Activities:
1. Answer these questions from the message:
(a) Which trait is said to define maybe two dozen methods?
(b) What does translating a condition-raising/fail!()ing default to Option involve?
(c) Which two conditions are suggested in place of io_error?
2. Retype the part of the message between "If the recoverable/substitute-providing" and "have any suggestions?", inclusive.

Don't see why not. The other option would be to return Option and provide a
(task-local) function to retrieve the details of the last error (I think I
saw something like that mentioned somewhere). I don't have a clear

> Then nil-returning functions would need to be `Option<SomeErrorType>`.
> Having two ways to perform every I/O operation will 'infect' all code that
> uses I/O indirectly. For instance, we have a `ReaderUtil` trait that
> defines maybe two dozen methods. Do those all get duplicated? That seems
> pretty disastrous to me.

That's a good point. If all higher-up IO libraries end up having to write
two versions of everything too, that's pretty bad.

Ideally, you'd want to have everything do it one way consistently, and
provide some convenient method to translate it to the other way. But if the
default is condition-raising/fail!()ing, then the translation to Option
involves spawning a task which is unacceptably expensive, and if the
default is Option, then the translation to fail!() involves mucking with
Options, which makes straightline expect-success code unacceptably ugly. It
feels like a failure of the language if there's no adequate way to abstract
this out, honestly, I don't know what else to say. None of the options look
appealing. (If you have to abuse conditions and Options in counteridiomatic
ways to cram both behaviours into half the functions in a workable way,
that doesn't reflect well on the language either.)

If the recoverable/substitute-providing condition raising versions can be
done satisfactorally, would be that remove the need for the try_ versions?
I think you'd still want some way to say "okay, give up on opening the
file, let's do something else instead", without failing the task. Which is
presumably what NullFileStream would be about. But removing these kinds of
hidden error conditions is what Option is supposed to be about. Going in

> You mentioned disliking the giant IoError enum, and I agree, but I don't
> know a better way to represent it. We don't have subclassing to create an
> Exception type hierarchy. Do you have any suggestions?

I was only thinking that instead of

condition! { io_error: super::IoError -> (); }

you might have

condition! { file_not_found_error: super::FileNotFoundError -> Foo; }
condition! { file_permission_error: super::FilePermissionError -> Bar; }

and so forth. In other words, instead of the branching in the IoError enum,
branching at the condition and error-describing-type level. That only makes
sense in the as-you-would-expect-a-condition-system-to-work scenario though.

(FWIW, it might be possible to emulate an exception hierarchy
Haskell-style[1] like:

trait Exception: Typeable {
    fn to_exception<'lt>(&'lt self) -> &'lt Exception;
    fn from_exception<'lt>(&'lt Exception) -> Option<&'lt Self>;

trait Typeable { // does anything like this exist already?
    fn type_of(&self) -> TypeRep;

impl Eq for TypeRep { ... }

fn cast<T: Typeable, U: Typeable, 'lt>(x: &'lt T) -> Option<&'lt U> {
unsafe { ... } }
fn cast_obj<U: Typeable, 'lt>(x: &'lt Typeable) -> Option<&'lt U> { unsafe
{ ... } }

Dunno if I got self/Self and lifetimes and all of that right.

IOW an Exception object can wrap any exception (to_exception) and you can
test whether it's an instance of any particular exception with
from_exception (which would typically be implemented with cast_obj). And
you can make similar traits further down the 'hierarchy'. Don't know if
this would be any good, just saying.)


> -Brian

Your ship was destroyed in a monadic eruption.

[Stored data]
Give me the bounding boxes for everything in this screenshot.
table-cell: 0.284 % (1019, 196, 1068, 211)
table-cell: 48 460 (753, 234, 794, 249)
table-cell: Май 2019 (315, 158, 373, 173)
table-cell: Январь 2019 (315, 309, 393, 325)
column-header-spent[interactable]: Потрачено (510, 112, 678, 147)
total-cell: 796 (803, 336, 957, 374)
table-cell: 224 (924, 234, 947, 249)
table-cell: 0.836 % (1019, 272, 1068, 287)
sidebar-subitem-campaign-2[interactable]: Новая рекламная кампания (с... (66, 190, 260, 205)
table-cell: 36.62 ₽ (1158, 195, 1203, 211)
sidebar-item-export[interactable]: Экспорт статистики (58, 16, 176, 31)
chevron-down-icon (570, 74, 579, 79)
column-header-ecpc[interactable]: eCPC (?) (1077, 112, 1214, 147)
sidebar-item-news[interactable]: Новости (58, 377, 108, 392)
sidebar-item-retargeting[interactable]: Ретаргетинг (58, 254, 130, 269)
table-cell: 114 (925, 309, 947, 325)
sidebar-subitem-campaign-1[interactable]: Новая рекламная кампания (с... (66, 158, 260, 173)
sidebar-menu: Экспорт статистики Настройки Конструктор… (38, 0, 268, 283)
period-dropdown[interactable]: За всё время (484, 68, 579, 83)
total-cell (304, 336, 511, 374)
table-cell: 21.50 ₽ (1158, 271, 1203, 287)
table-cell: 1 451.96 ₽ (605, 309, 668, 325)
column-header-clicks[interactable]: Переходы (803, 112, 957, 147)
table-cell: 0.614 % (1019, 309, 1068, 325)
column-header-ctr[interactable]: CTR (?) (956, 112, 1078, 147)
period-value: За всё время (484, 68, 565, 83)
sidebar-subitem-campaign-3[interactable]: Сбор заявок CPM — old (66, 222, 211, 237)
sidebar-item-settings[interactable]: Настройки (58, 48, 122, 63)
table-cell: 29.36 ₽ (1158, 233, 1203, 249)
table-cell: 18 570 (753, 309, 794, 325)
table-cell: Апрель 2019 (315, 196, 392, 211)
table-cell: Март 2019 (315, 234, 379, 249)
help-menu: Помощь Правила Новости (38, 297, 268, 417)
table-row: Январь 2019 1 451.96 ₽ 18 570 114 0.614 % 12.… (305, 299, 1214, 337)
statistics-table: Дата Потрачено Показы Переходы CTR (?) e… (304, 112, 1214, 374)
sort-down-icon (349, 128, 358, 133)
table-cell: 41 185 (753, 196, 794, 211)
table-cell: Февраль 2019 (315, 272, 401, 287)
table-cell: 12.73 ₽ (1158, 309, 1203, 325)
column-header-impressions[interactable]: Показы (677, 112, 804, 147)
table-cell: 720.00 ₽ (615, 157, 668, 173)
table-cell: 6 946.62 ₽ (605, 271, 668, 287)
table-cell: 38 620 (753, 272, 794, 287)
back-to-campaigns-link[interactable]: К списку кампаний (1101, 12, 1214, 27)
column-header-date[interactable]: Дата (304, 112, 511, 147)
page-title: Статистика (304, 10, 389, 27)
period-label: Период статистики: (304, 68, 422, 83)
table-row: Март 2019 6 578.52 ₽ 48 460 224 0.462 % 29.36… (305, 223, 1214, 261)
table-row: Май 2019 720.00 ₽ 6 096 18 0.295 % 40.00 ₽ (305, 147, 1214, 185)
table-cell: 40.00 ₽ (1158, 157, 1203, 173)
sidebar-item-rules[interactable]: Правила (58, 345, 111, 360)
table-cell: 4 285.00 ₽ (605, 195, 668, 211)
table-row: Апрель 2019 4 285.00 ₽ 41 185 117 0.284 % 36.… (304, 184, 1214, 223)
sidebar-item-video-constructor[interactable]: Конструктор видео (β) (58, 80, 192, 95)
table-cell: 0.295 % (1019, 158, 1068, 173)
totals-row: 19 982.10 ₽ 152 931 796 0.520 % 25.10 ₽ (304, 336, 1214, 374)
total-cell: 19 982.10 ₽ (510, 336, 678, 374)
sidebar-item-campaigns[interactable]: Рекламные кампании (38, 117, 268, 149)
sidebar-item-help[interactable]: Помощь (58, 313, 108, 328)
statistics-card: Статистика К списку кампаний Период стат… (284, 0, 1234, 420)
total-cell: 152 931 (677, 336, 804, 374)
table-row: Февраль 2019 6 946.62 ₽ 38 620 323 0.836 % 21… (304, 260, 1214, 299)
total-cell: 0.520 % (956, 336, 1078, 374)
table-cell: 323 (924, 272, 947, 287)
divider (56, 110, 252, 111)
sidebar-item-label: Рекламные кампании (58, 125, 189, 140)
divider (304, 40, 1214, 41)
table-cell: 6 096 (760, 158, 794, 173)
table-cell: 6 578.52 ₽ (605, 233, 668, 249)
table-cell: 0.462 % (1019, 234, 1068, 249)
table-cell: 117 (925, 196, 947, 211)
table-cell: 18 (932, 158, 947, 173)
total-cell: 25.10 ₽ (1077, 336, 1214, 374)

Answers to the exercises:
1.
(a) The `ReaderUtil` trait.
(b) Spawning a task, which is unacceptably expensive.
(c) file_not_found_error and file_permission_error.

2.
If the recoverable/substitute-providing condition raising versions can be
done satisfactorally, would be that remove the need for the try_ versions?
I think you'd still want some way to say "okay, give up on opening the
file, let's do something else instead", without failing the task. Which is
presumably what NullFileStream would be about. But removing these kinds of
hidden error conditions is what Option is supposed to be about. Going in

> You mentioned disliking the giant IoError enum, and I agree, but I don't
> know a better way to represent it. We don't have subclassing to create an
> Exception type hierarchy. Do you have any suggestions?